Exercise instructions - Set the listing down again in full, word for word, with the pictures left out.

Data entries
---*---

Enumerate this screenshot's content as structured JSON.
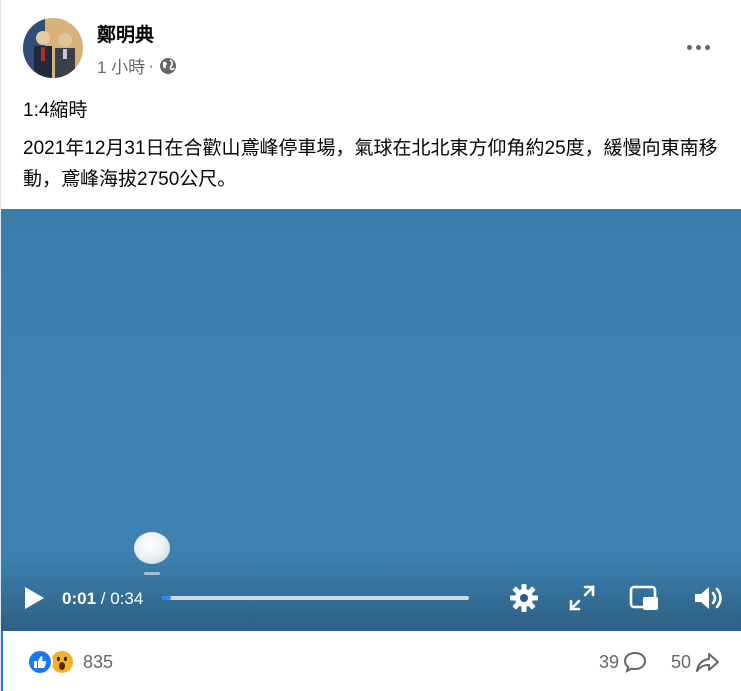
{
  "post": {
    "author": "鄭明典",
    "time": "1 小時",
    "time_sep": "·",
    "privacy_icon": "globe-icon",
    "title_line": "1:4縮時",
    "text": "2021年12月31日在合歡山鳶峰停車場，氣球在北北東方仰角約25度，緩慢向東南移動，鳶峰海拔2750公尺。"
  },
  "video": {
    "current_time": "0:01",
    "separator": " / ",
    "duration": "0:34",
    "progress": 0.03,
    "icons": [
      "play-icon",
      "settings-icon",
      "fullscreen-icon",
      "picture-in-picture-icon",
      "volume-icon"
    ]
  },
  "footer": {
    "reaction_count": "835",
    "comment_count": "39",
    "share_count": "50"
  },
  "colors": {
    "accent": "#1877f2",
    "sky": "#3b7eae",
    "wow": "#f7b125",
    "muted": "#65676b"
  }
}
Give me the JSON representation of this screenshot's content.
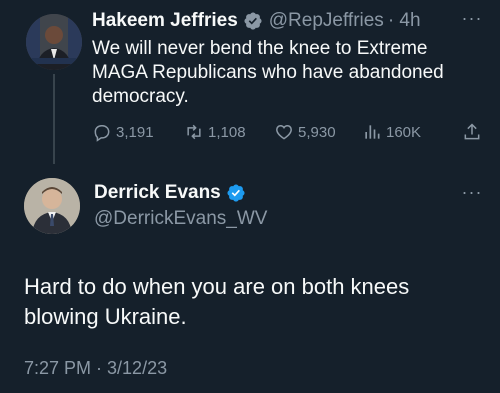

---*---

Finished task -
Enumerate this screenshot's content as structured JSON.
{
  "post": {
    "author": "鄭明典",
    "time": "1 小時",
    "time_sep": "·",
    "privacy_icon": "globe-icon",
    "title_line": "1:4縮時",
    "text": "2021年12月31日在合歡山鳶峰停車場，氣球在北北東方仰角約25度，緩慢向東南移動，鳶峰海拔2750公尺。"
  },
  "video": {
    "current_time": "0:01",
    "separator": " / ",
    "duration": "0:34",
    "progress": 0.03,
    "icons": [
      "play-icon",
      "settings-icon",
      "fullscreen-icon",
      "picture-in-picture-icon",
      "volume-icon"
    ]
  },
  "footer": {
    "reaction_count": "835",
    "comment_count": "39",
    "share_count": "50"
  },
  "colors": {
    "accent": "#1877f2",
    "sky": "#3b7eae",
    "wow": "#f7b125",
    "muted": "#65676b"
  }
}
Give me the JSON representation of this screenshot's content.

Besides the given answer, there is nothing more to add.